INPUT –
- - -

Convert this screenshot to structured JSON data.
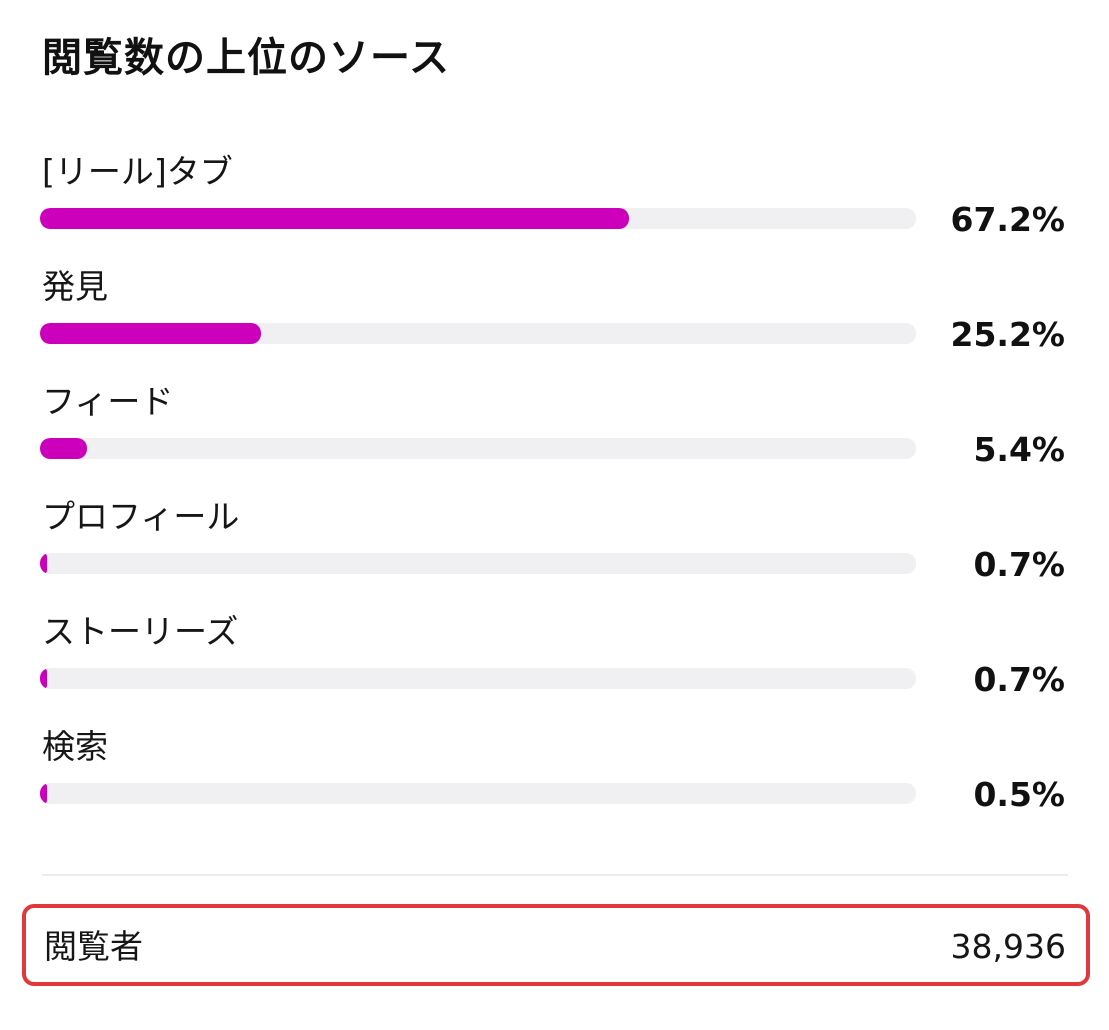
{
  "title": "閲覧数の上位のソース",
  "accent_color": "#cc00bb",
  "track_color": "#f0f0f3",
  "sources": [
    {
      "label": "[リール]タブ",
      "percent_text": "67.2%",
      "percent": 67.2
    },
    {
      "label": "発見",
      "percent_text": "25.2%",
      "percent": 25.2
    },
    {
      "label": "フィード",
      "percent_text": "5.4%",
      "percent": 5.4
    },
    {
      "label": "プロフィール",
      "percent_text": "0.7%",
      "percent": 0.7
    },
    {
      "label": "ストーリーズ",
      "percent_text": "0.7%",
      "percent": 0.7
    },
    {
      "label": "検索",
      "percent_text": "0.5%",
      "percent": 0.5
    }
  ],
  "summary": {
    "label": "閲覧者",
    "value": "38,936",
    "highlight_color": "#e0383b"
  }
}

- - -

WRITTEN TASK –
Keep the pictures out of the copy and return the rest of the data above exactly.

RESULT OF THE EXERCISE –
Convert this screenshot to structured JSON data.
{
  "title": "閲覧数の上位のソース",
  "accent_color": "#cc00bb",
  "track_color": "#f0f0f3",
  "sources": [
    {
      "label": "[リール]タブ",
      "percent_text": "67.2%",
      "percent": 67.2
    },
    {
      "label": "発見",
      "percent_text": "25.2%",
      "percent": 25.2
    },
    {
      "label": "フィード",
      "percent_text": "5.4%",
      "percent": 5.4
    },
    {
      "label": "プロフィール",
      "percent_text": "0.7%",
      "percent": 0.7
    },
    {
      "label": "ストーリーズ",
      "percent_text": "0.7%",
      "percent": 0.7
    },
    {
      "label": "検索",
      "percent_text": "0.5%",
      "percent": 0.5
    }
  ],
  "summary": {
    "label": "閲覧者",
    "value": "38,936",
    "highlight_color": "#e0383b"
  }
}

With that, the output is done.